--- START OF Record set ---

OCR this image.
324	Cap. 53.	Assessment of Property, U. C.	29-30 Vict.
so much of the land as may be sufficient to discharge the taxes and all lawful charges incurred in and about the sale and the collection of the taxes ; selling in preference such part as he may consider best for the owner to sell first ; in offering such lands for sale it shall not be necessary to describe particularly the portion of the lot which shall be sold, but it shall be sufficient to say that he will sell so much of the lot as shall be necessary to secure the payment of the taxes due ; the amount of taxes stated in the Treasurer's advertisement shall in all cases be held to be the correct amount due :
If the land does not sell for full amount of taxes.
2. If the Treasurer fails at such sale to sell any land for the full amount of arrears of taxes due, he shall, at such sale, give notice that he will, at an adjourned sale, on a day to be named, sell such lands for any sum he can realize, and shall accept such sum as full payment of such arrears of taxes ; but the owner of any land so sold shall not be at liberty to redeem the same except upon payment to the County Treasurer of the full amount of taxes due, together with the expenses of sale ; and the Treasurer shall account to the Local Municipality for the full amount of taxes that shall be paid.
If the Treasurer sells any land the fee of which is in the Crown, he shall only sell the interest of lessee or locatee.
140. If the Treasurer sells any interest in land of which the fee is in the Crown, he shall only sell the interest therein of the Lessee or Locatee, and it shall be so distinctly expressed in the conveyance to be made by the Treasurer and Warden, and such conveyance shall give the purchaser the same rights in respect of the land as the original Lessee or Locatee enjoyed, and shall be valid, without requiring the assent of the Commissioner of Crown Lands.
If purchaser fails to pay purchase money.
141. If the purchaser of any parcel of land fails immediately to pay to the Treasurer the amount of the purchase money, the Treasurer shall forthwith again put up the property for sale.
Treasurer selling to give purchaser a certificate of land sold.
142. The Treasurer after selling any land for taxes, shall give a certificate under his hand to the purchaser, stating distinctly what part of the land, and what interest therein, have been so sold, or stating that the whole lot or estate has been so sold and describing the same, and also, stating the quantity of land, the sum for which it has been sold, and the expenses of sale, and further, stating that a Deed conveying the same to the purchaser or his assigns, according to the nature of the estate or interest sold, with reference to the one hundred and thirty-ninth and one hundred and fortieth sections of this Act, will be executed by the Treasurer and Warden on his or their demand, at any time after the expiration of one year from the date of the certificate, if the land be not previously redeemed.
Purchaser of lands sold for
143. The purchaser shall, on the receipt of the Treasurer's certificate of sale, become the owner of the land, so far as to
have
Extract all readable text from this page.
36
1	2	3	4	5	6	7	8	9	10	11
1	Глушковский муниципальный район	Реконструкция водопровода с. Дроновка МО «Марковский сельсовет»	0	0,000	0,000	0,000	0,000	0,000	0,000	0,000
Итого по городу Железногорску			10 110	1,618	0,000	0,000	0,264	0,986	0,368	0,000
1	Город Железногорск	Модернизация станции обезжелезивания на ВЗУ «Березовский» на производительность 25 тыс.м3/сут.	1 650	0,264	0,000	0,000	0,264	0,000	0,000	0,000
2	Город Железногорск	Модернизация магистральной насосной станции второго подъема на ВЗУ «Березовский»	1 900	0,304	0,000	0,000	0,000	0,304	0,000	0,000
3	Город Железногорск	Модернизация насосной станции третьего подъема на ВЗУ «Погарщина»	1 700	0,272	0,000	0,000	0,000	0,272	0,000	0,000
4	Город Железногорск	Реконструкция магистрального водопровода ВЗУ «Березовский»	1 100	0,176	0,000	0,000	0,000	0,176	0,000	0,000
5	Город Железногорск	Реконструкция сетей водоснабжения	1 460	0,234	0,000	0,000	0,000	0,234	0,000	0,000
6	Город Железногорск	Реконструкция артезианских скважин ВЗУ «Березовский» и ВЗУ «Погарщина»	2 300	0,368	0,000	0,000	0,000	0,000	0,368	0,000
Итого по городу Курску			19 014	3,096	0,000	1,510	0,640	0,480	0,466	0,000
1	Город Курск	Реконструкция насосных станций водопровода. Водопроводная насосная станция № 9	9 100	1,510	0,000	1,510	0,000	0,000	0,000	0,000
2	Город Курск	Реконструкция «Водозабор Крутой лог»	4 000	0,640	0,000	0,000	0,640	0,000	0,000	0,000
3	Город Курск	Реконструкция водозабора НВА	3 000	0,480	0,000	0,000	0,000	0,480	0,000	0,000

--- END OF Record set ---

Aim. Show all lines from the data above in which the word "sells" appears.

Response to the task.
If the Treasurer sells any land the fee of which is in the Crown, he shall only sell the interest of lessee or locatee.
140. If the Treasurer sells any interest in land of which the fee is in the Crown, he shall only sell the interest therein of the Lessee or Locatee, and it shall be so distinctly expressed in the conveyance to be made by the Treasurer and Warden, and such conveyance shall give the purchaser the same rights in respect of the land as the original Lessee or Locatee enjoyed, and shall be valid, without requiring the assent of the Commissioner of Crown Lands.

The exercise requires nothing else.